[READING TEXT]
#####
Two sides of the argument
In sharing his thinking with attorneys at the start of the hearing, McKinney, who said he had read the extensive briefs, gave the plaintiffs cause for optimism.
“I think there’s been some demonstration of success on the merits. It’s certainly possible plans will succeed,” he said.
But then he added, “The one thing I’m really struggling with here is that by stopping the funds from flowing, certainly worthy projects are going to not be funded, however long the stay remains in place, including projects from the less-wealthy districts.”
The plaintiffs have agreed not to contest $800 million in modernization funding for projects already approved by the State Allocations Board, and funding for the next round is under review. Under the program, districts can apply to renovate school buildings 25 years or older and replace portable classrooms more than 20 years old. The state funds 60% of the cost based on the number of students enrolled in a building, and school districts pay 40%.
That would leave 174 districts with 566 school projects whose funding would be in jeopardy, said State Deputy Attorney General Joshua Sondheimer. An injunction could affect $400 million set aside for smaller districts, although the plaintiffs assert a high proportion of those are also property-wealthy districts.
The plaintiffs’ lawsuit cited research from the Center for Cities + Schools at UC Berkeley, which found that modernization funding per student for the wealthiest districts was 2 ½ times what the poorest property districts received from 1998, when the program was created, through 2023. The pattern has continued for the first rounds of funding under the latest state bond, the center said.
But Sondheimer claimed there would be little wealth disparity among districts eligible for the remaining unfunded projects. And one of the districts cited in the lawsuit, San Bernardino City Unified, is on the list, and would be adversely affected by a delay.
To which Stephens responded, “Our position is that if a more equitable funding distribution was in place, those districts should be getting more.” And districts that have been shut out of the program, because they couldn’t raise enough money for the match or were put off by a cumbersome process for applying for restrictive hardship assistance, also would receive more funding.
Sondheimer asserted that the plaintiffs failed to establish that they had been irreparably harmed by the modernization requirements. Their evidence is anecdotal, and their claims of poor facility conditions in individual schools don’t prove a wider problem.
#####
[DATASET RECORDS]
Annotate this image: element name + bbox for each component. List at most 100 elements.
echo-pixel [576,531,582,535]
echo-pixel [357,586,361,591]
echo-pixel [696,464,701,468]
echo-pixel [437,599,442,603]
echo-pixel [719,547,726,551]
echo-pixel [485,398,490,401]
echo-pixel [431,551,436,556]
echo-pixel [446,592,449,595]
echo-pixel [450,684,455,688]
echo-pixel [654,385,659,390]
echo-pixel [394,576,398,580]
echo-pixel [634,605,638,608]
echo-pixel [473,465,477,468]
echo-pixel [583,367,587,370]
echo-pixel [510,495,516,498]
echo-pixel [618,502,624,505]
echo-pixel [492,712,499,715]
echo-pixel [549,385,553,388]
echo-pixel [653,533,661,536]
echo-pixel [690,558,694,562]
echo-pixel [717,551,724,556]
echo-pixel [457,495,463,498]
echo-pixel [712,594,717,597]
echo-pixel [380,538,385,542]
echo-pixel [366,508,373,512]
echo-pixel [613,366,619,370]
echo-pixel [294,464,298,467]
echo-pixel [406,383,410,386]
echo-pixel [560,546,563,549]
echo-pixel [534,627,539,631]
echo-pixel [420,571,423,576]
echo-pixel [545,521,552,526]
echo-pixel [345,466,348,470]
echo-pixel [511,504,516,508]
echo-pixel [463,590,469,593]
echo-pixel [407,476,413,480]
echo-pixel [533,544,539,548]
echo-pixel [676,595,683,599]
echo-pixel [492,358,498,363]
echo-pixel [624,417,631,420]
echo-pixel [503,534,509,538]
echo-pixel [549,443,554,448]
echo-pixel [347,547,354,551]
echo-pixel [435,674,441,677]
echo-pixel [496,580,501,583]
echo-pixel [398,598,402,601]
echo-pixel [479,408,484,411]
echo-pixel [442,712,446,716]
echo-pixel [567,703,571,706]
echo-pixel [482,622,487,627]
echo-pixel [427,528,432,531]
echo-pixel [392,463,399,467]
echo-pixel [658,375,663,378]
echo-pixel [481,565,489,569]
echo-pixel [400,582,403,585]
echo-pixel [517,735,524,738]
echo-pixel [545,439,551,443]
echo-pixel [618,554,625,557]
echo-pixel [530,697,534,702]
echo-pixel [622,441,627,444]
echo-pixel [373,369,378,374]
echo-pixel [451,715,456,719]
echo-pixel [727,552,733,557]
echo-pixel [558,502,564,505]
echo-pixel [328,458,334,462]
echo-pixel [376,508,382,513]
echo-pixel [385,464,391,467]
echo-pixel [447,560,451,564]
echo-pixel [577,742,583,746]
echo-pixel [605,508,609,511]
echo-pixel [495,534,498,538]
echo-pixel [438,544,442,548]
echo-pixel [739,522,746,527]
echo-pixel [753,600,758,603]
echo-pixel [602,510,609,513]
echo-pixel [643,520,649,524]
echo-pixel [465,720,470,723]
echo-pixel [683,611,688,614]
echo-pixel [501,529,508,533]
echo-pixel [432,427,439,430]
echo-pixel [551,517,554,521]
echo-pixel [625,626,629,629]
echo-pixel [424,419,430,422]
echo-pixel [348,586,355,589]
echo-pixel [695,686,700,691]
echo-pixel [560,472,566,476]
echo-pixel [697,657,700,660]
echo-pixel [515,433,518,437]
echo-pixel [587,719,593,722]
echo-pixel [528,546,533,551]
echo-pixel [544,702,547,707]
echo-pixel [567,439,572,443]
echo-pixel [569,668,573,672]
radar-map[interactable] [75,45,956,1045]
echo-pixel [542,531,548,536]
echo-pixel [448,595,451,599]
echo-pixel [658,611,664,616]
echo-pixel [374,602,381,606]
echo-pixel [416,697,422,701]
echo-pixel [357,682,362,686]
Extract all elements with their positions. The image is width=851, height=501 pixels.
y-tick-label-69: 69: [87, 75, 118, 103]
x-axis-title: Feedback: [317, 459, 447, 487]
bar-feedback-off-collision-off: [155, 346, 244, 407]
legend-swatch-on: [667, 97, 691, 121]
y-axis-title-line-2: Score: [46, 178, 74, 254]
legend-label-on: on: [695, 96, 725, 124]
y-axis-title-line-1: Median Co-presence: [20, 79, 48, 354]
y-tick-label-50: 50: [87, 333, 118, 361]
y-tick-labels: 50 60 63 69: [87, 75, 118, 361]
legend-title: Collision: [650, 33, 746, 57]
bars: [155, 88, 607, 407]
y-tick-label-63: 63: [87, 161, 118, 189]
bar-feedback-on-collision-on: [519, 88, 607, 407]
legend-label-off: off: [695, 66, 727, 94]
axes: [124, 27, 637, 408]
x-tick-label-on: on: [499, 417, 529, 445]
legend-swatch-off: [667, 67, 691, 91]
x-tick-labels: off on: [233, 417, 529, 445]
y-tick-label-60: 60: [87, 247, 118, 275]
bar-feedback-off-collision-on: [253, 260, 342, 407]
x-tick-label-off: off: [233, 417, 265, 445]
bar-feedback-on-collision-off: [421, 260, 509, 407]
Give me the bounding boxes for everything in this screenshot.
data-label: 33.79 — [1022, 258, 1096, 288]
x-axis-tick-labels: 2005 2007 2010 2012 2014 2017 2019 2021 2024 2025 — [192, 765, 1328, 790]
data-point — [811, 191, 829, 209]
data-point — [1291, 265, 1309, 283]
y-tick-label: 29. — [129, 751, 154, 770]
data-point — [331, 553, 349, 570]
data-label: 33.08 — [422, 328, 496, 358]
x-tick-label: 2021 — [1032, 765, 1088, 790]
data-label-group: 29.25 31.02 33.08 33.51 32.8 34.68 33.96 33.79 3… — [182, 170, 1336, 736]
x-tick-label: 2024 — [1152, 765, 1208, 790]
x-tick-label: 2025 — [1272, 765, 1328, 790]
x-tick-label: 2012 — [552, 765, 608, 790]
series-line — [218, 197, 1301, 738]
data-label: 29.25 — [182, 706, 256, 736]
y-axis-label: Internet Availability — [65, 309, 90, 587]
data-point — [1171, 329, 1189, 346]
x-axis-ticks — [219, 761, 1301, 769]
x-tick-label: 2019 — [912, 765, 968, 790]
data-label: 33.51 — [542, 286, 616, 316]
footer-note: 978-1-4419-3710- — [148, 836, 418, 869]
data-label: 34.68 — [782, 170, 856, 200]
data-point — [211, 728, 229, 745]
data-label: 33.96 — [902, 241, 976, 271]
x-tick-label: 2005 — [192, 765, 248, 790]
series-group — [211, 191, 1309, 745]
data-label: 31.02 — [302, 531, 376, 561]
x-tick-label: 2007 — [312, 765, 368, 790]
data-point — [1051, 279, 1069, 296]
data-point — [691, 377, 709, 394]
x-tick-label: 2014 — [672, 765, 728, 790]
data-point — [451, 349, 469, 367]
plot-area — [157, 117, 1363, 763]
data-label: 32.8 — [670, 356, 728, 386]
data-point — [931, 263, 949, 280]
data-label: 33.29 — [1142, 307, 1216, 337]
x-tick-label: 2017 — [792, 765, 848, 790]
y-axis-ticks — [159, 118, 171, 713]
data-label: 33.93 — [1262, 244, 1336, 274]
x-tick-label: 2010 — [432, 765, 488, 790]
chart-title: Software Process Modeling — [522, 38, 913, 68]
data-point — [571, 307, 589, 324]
#####
Please resume the article about the court hearing on California's school modernization funding, continuing from its last sentence.

“If they’re making a claim that is districtwide, you need to consider the conditions of all the schools, not simply the one school that has an AC system that’s not working,” he said.
Other sources of funding, too
In addition, Sondheimer said, it’s important to place the modernization program in the broader context of other sources of facilities funding: matching funds through the state’s new construction program, the billions of dollars of federal Covid relief for updating HVAC systems, and the state’s facility hardship program. Combine all, he said, and “it’s clear there is equity amongst the districts in receipt of facility funding.”
Stephens countered that these programs do not mitigate the failings and unfairness of the modernization program.
The state chose the rules preventing low-wealth districts from passing bonds even to qualify for modernization funding; the “human stakes are real,” he said.
“Children in Calexico attend schools where plumbing failures have forced closure in all but one restroom in one school. High school students in Lynwood cannot perform basic chemistry and physics experiments because their schools lack Bunsen burners, chemical showers, eye wash stations and ventilation hoods.” And children in Coachella sit in classrooms where, with faulty air conditioning, learning drops as inside temperatures climb to 85 degrees.
They need funding now, “because once funds from Proposition 2 are exhausted, they’re not coming back,” and “there’s no guarantee” if or when voters will approve the next state bond, Stephens said.